§ YOUR INSTRUCTIONS
Below is a set of records. Repeat all of them exactly.

§ AVAILABLE DATA

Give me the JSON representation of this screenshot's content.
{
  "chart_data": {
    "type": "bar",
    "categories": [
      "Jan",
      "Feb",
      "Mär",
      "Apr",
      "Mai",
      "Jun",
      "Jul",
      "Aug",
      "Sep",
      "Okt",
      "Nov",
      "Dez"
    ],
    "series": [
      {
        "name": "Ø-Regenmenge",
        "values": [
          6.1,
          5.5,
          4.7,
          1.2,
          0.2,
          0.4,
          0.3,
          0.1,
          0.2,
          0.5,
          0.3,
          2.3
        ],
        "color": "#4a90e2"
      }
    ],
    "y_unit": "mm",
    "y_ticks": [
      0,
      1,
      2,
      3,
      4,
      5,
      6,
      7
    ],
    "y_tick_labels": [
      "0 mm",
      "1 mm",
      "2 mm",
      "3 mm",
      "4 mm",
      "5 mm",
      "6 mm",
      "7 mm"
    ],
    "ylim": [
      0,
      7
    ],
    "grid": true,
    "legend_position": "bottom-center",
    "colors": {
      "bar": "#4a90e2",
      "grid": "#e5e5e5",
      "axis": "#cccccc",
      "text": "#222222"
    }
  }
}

§ FULL OUTPUT
Give me the JSON representation of this screenshot's content.
{
  "chart_data": {
    "type": "bar",
    "categories": [
      "Jan",
      "Feb",
      "Mär",
      "Apr",
      "Mai",
      "Jun",
      "Jul",
      "Aug",
      "Sep",
      "Okt",
      "Nov",
      "Dez"
    ],
    "series": [
      {
        "name": "Ø-Regenmenge",
        "values": [
          6.1,
          5.5,
          4.7,
          1.2,
          0.2,
          0.4,
          0.3,
          0.1,
          0.2,
          0.5,
          0.3,
          2.3
        ],
        "color": "#4a90e2"
      }
    ],
    "y_unit": "mm",
    "y_ticks": [
      0,
      1,
      2,
      3,
      4,
      5,
      6,
      7
    ],
    "y_tick_labels": [
      "0 mm",
      "1 mm",
      "2 mm",
      "3 mm",
      "4 mm",
      "5 mm",
      "6 mm",
      "7 mm"
    ],
    "ylim": [
      0,
      7
    ],
    "grid": true,
    "legend_position": "bottom-center",
    "colors": {
      "bar": "#4a90e2",
      "grid": "#e5e5e5",
      "axis": "#cccccc",
      "text": "#222222"
    }
  }
}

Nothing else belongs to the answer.